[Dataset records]
______

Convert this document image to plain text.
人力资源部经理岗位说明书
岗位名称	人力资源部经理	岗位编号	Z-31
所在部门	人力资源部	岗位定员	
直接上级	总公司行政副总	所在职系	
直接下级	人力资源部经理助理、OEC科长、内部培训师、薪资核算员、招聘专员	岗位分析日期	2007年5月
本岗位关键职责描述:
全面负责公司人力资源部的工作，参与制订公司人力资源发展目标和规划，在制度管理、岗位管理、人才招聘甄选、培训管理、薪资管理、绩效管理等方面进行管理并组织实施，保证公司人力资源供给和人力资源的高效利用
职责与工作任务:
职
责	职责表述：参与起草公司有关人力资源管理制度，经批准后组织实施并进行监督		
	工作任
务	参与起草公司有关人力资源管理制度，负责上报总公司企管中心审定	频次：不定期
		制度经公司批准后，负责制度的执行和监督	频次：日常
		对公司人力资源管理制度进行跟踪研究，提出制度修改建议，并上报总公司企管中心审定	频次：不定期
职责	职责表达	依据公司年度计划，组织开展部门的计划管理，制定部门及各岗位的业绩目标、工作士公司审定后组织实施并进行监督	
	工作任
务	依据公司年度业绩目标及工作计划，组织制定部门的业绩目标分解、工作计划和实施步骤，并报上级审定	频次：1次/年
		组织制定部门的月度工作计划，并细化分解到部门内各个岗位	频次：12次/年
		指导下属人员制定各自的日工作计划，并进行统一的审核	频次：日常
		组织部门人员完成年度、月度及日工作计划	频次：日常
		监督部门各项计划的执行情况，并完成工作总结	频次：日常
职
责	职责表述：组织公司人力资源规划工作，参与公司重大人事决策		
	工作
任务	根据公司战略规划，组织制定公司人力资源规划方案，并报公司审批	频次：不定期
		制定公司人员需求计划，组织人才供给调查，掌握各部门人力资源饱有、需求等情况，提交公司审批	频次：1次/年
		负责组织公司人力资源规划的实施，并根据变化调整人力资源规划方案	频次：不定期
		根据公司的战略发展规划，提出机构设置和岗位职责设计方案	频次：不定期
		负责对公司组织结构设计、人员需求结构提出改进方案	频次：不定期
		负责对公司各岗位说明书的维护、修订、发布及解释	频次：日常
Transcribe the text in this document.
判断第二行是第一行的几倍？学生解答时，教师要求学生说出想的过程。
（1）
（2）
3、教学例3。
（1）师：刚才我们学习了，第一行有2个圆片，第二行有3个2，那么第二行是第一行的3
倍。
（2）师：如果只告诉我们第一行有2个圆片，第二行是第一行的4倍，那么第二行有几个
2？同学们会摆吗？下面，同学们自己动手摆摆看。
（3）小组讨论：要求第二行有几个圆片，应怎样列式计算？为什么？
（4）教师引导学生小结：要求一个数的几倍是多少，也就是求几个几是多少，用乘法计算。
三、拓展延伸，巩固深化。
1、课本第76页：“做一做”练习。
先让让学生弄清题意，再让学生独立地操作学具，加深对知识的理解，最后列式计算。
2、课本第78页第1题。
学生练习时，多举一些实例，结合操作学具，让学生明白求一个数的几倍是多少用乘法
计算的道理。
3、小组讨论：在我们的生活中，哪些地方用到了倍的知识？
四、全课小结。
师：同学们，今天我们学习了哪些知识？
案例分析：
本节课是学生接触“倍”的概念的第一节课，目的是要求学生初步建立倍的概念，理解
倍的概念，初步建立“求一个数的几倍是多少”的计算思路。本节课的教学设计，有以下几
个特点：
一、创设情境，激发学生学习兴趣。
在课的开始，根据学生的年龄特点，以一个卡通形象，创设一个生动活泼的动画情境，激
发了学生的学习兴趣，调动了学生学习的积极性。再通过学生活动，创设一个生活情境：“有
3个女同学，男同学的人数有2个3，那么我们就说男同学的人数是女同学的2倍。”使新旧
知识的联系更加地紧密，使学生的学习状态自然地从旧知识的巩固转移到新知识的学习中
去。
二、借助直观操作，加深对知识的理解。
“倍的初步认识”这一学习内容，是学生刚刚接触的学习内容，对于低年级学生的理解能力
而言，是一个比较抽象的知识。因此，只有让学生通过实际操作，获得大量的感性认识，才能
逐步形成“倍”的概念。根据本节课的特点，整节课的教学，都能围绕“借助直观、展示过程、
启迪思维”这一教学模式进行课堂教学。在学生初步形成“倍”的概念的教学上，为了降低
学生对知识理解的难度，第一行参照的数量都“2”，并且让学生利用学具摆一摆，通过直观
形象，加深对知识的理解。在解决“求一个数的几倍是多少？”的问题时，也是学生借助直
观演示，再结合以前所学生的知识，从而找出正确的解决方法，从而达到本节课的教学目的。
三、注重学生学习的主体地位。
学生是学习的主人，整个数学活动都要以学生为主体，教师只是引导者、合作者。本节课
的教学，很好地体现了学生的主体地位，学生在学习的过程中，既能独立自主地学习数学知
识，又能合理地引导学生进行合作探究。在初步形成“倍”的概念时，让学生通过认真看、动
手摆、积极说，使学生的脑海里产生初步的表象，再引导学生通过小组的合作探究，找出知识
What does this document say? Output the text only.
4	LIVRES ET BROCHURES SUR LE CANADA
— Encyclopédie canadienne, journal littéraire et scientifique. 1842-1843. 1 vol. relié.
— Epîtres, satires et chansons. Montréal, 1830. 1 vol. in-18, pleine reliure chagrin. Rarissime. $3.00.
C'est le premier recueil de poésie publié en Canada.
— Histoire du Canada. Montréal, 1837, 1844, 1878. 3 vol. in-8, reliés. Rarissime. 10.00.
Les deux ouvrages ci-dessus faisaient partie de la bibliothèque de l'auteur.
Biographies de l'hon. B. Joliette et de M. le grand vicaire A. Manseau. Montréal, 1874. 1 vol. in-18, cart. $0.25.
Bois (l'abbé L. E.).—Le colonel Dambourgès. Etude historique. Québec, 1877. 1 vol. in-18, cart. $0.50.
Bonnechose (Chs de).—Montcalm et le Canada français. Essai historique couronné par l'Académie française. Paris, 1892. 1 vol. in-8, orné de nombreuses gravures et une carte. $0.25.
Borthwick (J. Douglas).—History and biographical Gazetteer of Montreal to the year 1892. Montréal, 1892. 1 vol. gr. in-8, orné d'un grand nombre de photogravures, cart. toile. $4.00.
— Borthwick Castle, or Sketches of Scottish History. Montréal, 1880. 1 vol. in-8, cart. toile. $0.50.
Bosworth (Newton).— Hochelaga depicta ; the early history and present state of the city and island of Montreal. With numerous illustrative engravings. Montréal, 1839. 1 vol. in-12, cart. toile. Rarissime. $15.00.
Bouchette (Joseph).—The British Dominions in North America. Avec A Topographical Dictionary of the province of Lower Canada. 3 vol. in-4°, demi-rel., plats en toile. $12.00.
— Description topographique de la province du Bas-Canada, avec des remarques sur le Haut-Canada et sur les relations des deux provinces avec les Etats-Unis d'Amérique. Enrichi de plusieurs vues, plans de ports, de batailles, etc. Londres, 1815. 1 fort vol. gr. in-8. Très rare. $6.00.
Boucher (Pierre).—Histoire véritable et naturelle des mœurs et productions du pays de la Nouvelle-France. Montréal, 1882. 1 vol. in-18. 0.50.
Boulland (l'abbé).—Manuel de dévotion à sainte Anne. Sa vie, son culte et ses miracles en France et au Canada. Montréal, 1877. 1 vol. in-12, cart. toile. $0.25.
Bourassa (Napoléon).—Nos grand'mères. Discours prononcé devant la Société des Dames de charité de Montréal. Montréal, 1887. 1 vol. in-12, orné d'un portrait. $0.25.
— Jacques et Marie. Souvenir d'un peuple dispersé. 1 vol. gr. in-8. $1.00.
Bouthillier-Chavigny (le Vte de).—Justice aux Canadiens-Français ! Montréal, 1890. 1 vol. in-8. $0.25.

______

State, as a number only, how many lines in the entries include "text".

3